Stored records:
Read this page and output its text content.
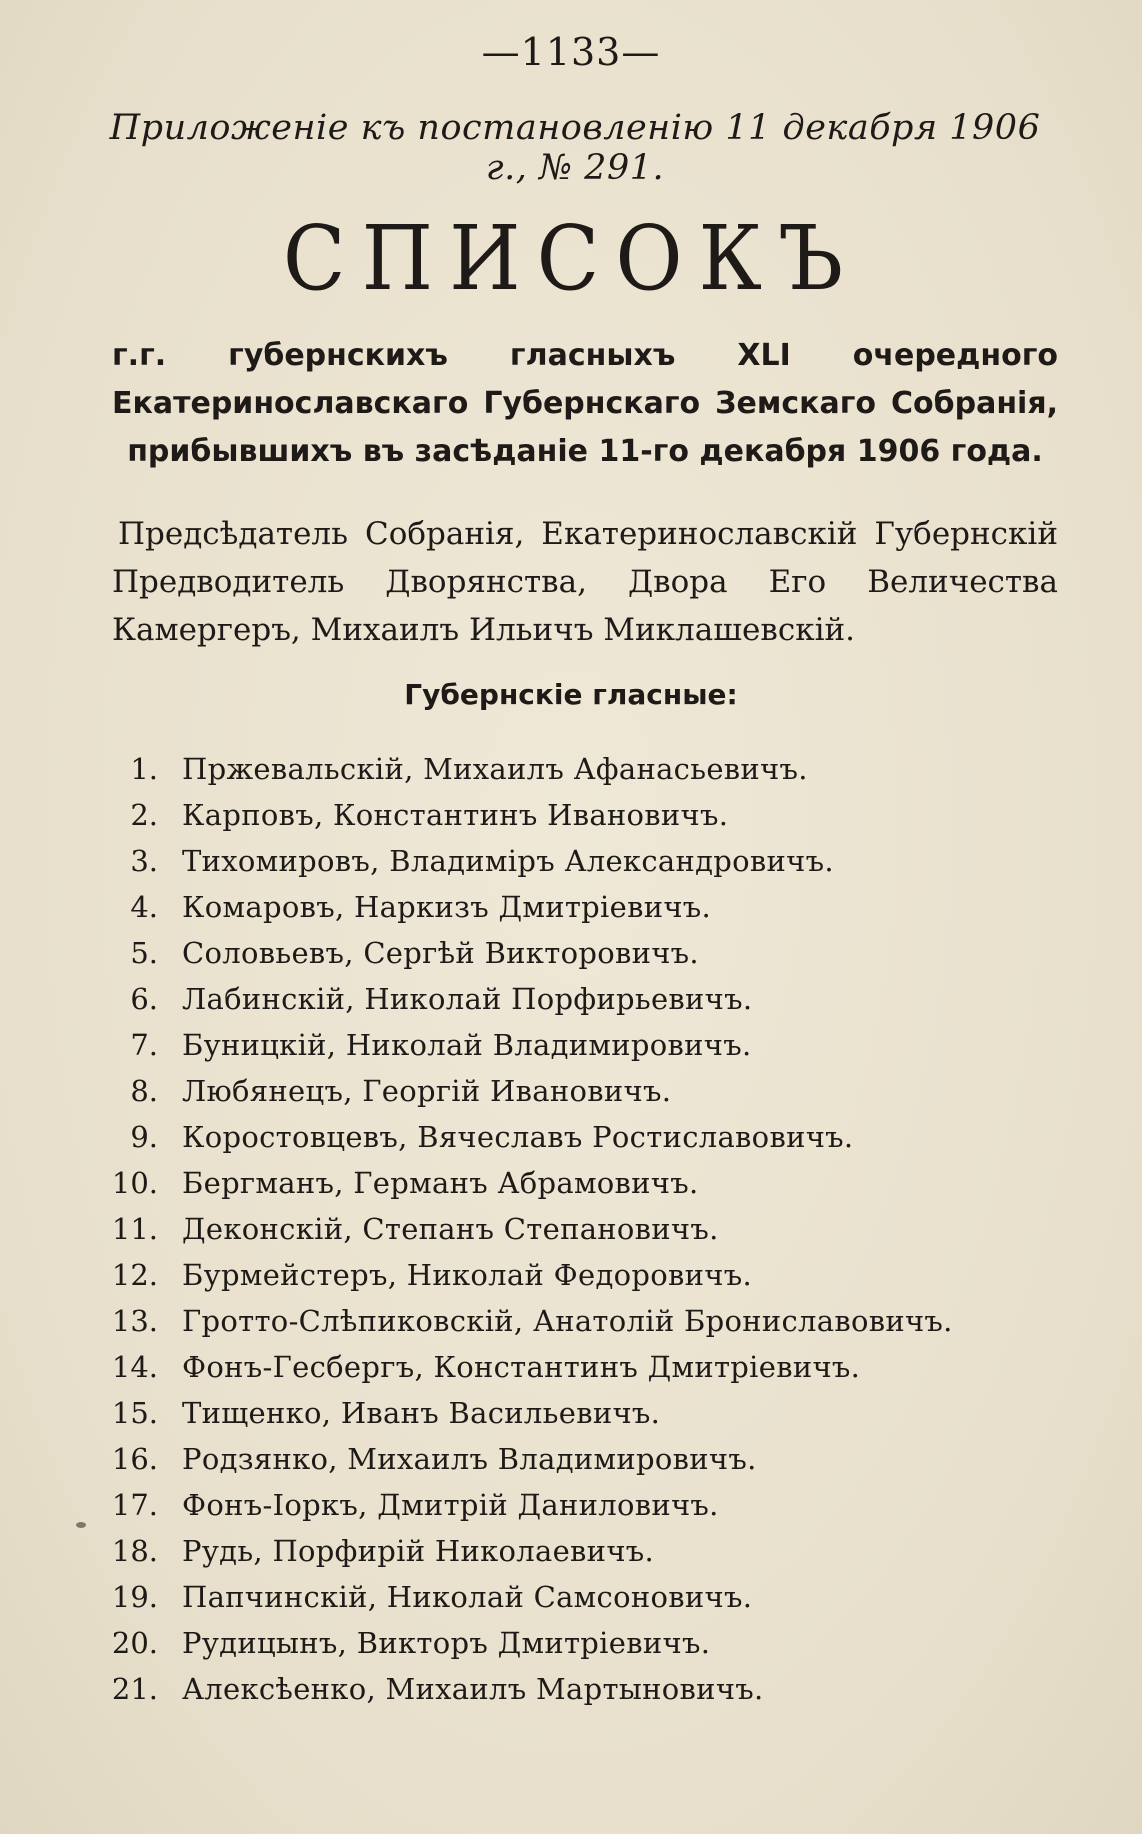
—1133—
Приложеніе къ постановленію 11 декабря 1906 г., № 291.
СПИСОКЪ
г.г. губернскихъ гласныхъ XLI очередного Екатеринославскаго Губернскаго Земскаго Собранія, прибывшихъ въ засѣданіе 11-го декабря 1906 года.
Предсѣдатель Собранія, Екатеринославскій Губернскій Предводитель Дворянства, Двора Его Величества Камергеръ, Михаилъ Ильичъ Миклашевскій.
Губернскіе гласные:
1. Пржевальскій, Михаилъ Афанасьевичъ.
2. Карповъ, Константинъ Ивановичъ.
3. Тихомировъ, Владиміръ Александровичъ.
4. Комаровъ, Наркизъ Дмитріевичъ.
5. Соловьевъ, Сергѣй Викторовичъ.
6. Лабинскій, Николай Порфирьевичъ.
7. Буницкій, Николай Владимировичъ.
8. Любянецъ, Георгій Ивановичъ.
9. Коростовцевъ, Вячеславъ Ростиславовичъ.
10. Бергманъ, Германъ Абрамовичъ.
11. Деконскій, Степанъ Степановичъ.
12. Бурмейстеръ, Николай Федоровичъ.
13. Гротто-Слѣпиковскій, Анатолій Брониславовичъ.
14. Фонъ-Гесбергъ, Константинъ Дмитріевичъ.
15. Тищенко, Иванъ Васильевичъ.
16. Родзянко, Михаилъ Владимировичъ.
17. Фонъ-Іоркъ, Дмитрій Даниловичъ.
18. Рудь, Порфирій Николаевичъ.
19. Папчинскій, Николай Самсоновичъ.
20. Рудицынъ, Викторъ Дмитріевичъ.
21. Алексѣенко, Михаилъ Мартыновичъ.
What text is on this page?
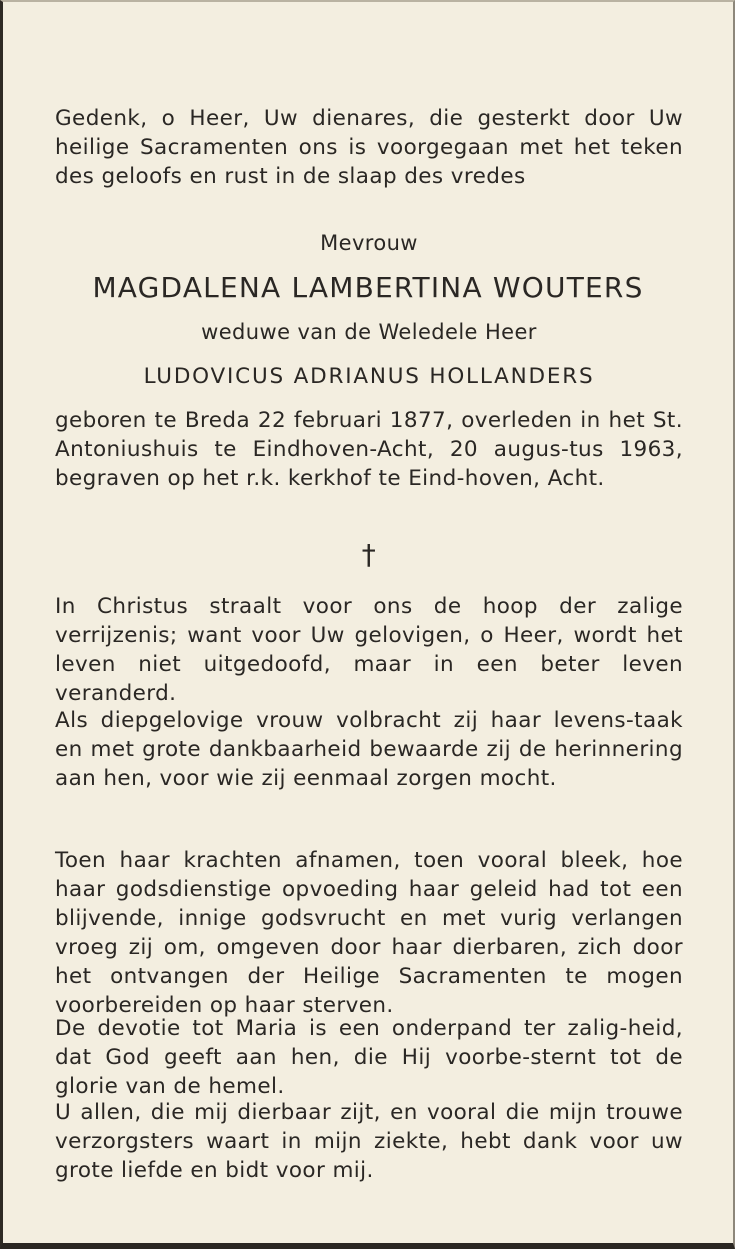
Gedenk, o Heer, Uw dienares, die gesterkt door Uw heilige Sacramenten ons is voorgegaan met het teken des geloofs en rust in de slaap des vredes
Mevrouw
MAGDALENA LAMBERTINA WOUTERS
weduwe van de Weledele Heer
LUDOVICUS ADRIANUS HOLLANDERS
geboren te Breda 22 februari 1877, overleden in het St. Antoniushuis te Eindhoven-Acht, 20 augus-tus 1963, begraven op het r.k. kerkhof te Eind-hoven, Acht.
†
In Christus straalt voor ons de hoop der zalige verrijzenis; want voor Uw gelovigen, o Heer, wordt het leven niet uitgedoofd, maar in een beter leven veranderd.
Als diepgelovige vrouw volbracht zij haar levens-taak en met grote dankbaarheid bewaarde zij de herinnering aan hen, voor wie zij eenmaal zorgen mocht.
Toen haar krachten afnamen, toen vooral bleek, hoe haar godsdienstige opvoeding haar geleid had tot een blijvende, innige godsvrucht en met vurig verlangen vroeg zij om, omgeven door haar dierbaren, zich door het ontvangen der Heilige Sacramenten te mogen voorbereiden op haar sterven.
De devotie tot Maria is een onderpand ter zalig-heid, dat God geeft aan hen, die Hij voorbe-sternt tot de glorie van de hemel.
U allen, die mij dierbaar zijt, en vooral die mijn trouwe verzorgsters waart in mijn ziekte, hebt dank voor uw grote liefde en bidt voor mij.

What to do:
Copy the material above in full and exactly, skipping pictures.

Reply:
Read this page and output its text content.
—1133—
Приложеніе къ постановленію 11 декабря 1906 г., № 291.
СПИСОКЪ
г.г. губернскихъ гласныхъ XLI очередного Екатеринославскаго Губернскаго Земскаго Собранія, прибывшихъ въ засѣданіе 11-го декабря 1906 года.
Предсѣдатель Собранія, Екатеринославскій Губернскій Предводитель Дворянства, Двора Его Величества Камергеръ, Михаилъ Ильичъ Миклашевскій.
Губернскіе гласные:
1. Пржевальскій, Михаилъ Афанасьевичъ.
2. Карповъ, Константинъ Ивановичъ.
3. Тихомировъ, Владиміръ Александровичъ.
4. Комаровъ, Наркизъ Дмитріевичъ.
5. Соловьевъ, Сергѣй Викторовичъ.
6. Лабинскій, Николай Порфирьевичъ.
7. Буницкій, Николай Владимировичъ.
8. Любянецъ, Георгій Ивановичъ.
9. Коростовцевъ, Вячеславъ Ростиславовичъ.
10. Бергманъ, Германъ Абрамовичъ.
11. Деконскій, Степанъ Степановичъ.
12. Бурмейстеръ, Николай Федоровичъ.
13. Гротто-Слѣпиковскій, Анатолій Брониславовичъ.
14. Фонъ-Гесбергъ, Константинъ Дмитріевичъ.
15. Тищенко, Иванъ Васильевичъ.
16. Родзянко, Михаилъ Владимировичъ.
17. Фонъ-Іоркъ, Дмитрій Даниловичъ.
18. Рудь, Порфирій Николаевичъ.
19. Папчинскій, Николай Самсоновичъ.
20. Рудицынъ, Викторъ Дмитріевичъ.
21. Алексѣенко, Михаилъ Мартыновичъ.
What text is on this page?
Gedenk, o Heer, Uw dienares, die gesterkt door Uw heilige Sacramenten ons is voorgegaan met het teken des geloofs en rust in de slaap des vredes
Mevrouw
MAGDALENA LAMBERTINA WOUTERS
weduwe van de Weledele Heer
LUDOVICUS ADRIANUS HOLLANDERS
geboren te Breda 22 februari 1877, overleden in het St. Antoniushuis te Eindhoven-Acht, 20 augus-tus 1963, begraven op het r.k. kerkhof te Eind-hoven, Acht.
†
In Christus straalt voor ons de hoop der zalige verrijzenis; want voor Uw gelovigen, o Heer, wordt het leven niet uitgedoofd, maar in een beter leven veranderd.
Als diepgelovige vrouw volbracht zij haar levens-taak en met grote dankbaarheid bewaarde zij de herinnering aan hen, voor wie zij eenmaal zorgen mocht.
Toen haar krachten afnamen, toen vooral bleek, hoe haar godsdienstige opvoeding haar geleid had tot een blijvende, innige godsvrucht en met vurig verlangen vroeg zij om, omgeven door haar dierbaren, zich door het ontvangen der Heilige Sacramenten te mogen voorbereiden op haar sterven.
De devotie tot Maria is een onderpand ter zalig-heid, dat God geeft aan hen, die Hij voorbe-sternt tot de glorie van de hemel.
U allen, die mij dierbaar zijt, en vooral die mijn trouwe verzorgsters waart in mijn ziekte, hebt dank voor uw grote liefde en bidt voor mij.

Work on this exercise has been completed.